> TASK DIRECTIONS
For the data below, work out how many lines include the string "즉시할인" and report only the number.

##### DATA FOR PROCESSING #####

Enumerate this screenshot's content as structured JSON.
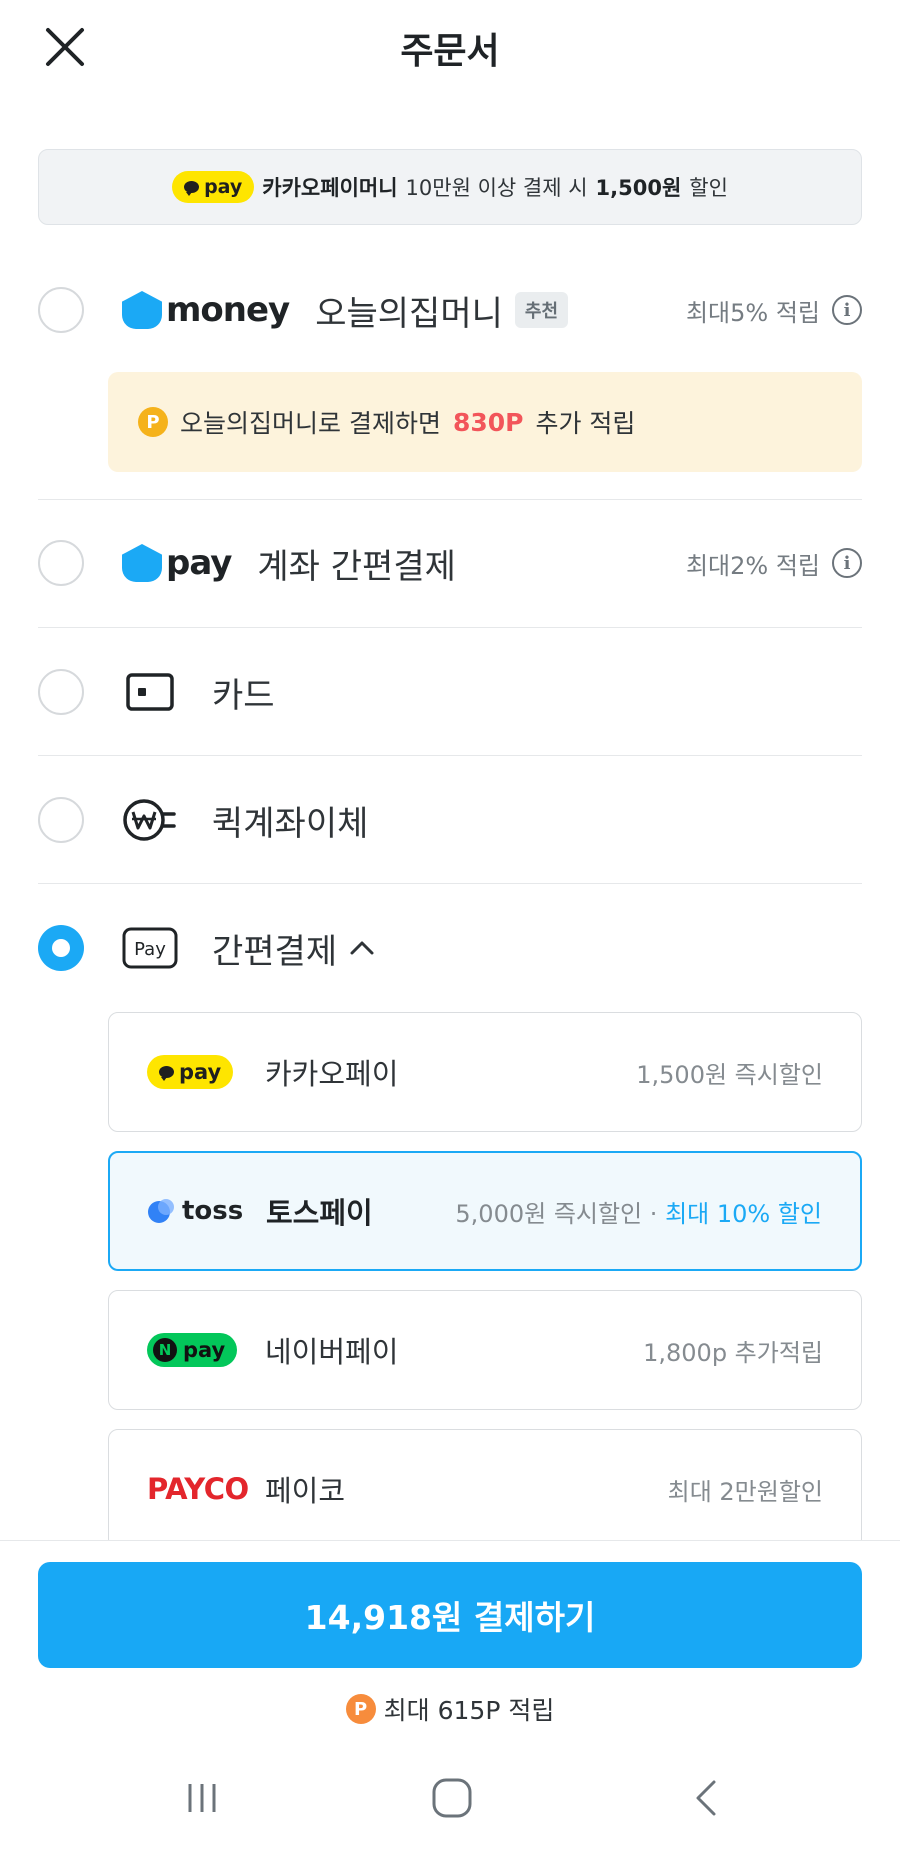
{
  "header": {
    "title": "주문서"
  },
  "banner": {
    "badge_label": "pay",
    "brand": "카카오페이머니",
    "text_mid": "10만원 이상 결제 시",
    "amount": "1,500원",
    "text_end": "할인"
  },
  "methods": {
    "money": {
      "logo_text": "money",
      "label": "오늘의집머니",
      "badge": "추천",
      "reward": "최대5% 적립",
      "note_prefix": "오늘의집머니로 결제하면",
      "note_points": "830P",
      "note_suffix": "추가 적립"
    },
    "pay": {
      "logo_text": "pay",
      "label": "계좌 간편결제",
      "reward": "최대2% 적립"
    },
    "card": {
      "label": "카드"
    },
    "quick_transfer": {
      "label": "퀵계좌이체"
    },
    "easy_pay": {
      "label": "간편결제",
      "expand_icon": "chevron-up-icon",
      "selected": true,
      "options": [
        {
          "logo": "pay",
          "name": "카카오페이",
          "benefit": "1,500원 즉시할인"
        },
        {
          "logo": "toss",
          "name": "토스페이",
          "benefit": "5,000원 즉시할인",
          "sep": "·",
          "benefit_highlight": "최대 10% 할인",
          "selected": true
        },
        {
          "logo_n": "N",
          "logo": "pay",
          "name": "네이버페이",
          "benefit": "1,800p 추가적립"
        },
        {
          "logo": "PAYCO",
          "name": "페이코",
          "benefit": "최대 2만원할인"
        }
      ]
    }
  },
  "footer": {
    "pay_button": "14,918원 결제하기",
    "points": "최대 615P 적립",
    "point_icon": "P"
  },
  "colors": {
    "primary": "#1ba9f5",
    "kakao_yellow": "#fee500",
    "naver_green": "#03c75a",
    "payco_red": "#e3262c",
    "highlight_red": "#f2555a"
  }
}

#####

> WRITTEN RESPONSE
2